* **Rows**:

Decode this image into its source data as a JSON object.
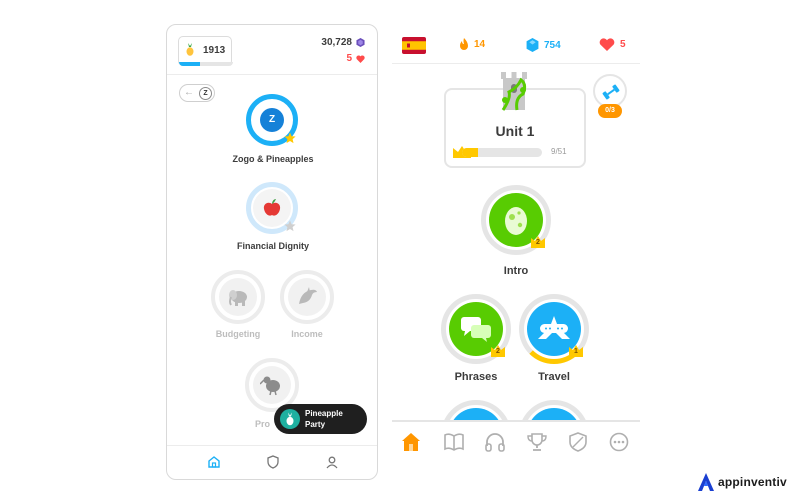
{
  "left_screen": {
    "pineapples": {
      "count": "1913",
      "progress_fraction": 0.38
    },
    "gems": {
      "count": "30,728"
    },
    "hearts": {
      "count": "5"
    },
    "toggle": {
      "arrow": "←",
      "knob": "Z"
    },
    "skills": [
      {
        "label": "Zogo & Pineapples",
        "state": "active",
        "icon": "zogo-z-icon"
      },
      {
        "label": "Financial Dignity",
        "state": "in-progress",
        "icon": "apple-icon"
      },
      {
        "label": "Budgeting",
        "state": "locked",
        "icon": "elephant-icon"
      },
      {
        "label": "Income",
        "state": "locked",
        "icon": "dolphin-icon"
      },
      {
        "label": "Pro",
        "state": "locked",
        "icon": "kiwi-bird-icon"
      }
    ],
    "toast": {
      "line1": "Pineapple",
      "line2": "Party",
      "icon": "pineapple-icon"
    },
    "nav": [
      "home-icon",
      "shield-icon",
      "profile-icon"
    ]
  },
  "right_screen": {
    "flag": "spain-flag-icon",
    "streak": {
      "count": "14",
      "color": "#ff9600"
    },
    "gems": {
      "count": "754",
      "color": "#1cb0f6"
    },
    "hearts": {
      "count": "5",
      "color": "#ff4b4b"
    },
    "unit": {
      "title": "Unit 1",
      "progress": "9/51",
      "progress_fraction": 0.2
    },
    "challenge_badge": "0/3",
    "lessons": [
      {
        "label": "Intro",
        "crown": "2",
        "icon": "egg-icon"
      },
      {
        "label": "Phrases",
        "crown": "2",
        "icon": "chat-bubbles-icon"
      },
      {
        "label": "Travel",
        "crown": "1",
        "icon": "airplane-icon"
      }
    ],
    "nav": [
      "home-icon",
      "book-icon",
      "headphones-icon",
      "trophy-icon",
      "shield-icon",
      "more-icon"
    ]
  },
  "brand": {
    "name": "appinventiv"
  },
  "colors": {
    "green": "#58cc02",
    "blue": "#1cb0f6",
    "gold": "#ffc800",
    "grey": "#e5e5e5"
  }
}
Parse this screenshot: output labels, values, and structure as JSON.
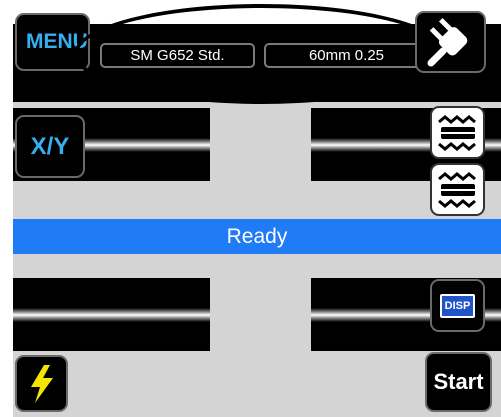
{
  "header": {
    "menu_label": "MENU",
    "fiber_setting": "SM G652 Std.",
    "heater_setting": "60mm 0.25"
  },
  "controls": {
    "xy_label": "X/Y",
    "disp_label": "DISP",
    "start_label": "Start"
  },
  "status": {
    "text": "Ready",
    "color": "#1f7bf6"
  },
  "icons": {
    "power": "plug-icon",
    "motor": "motor-icon",
    "arc": "lightning-icon"
  },
  "colors": {
    "accent_text": "#36aef0",
    "background": "#d4d4d4",
    "button_bg": "#000000",
    "arc_icon": "#f5e600"
  }
}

* **Your objective**:
Copy out every line of the listing that contains the string "count".

* **Worked answer**:
      "count": "1913",
      "count": "30,728"
      "count": "5"
      "count": "14",
      "count": "754",
      "count": "5",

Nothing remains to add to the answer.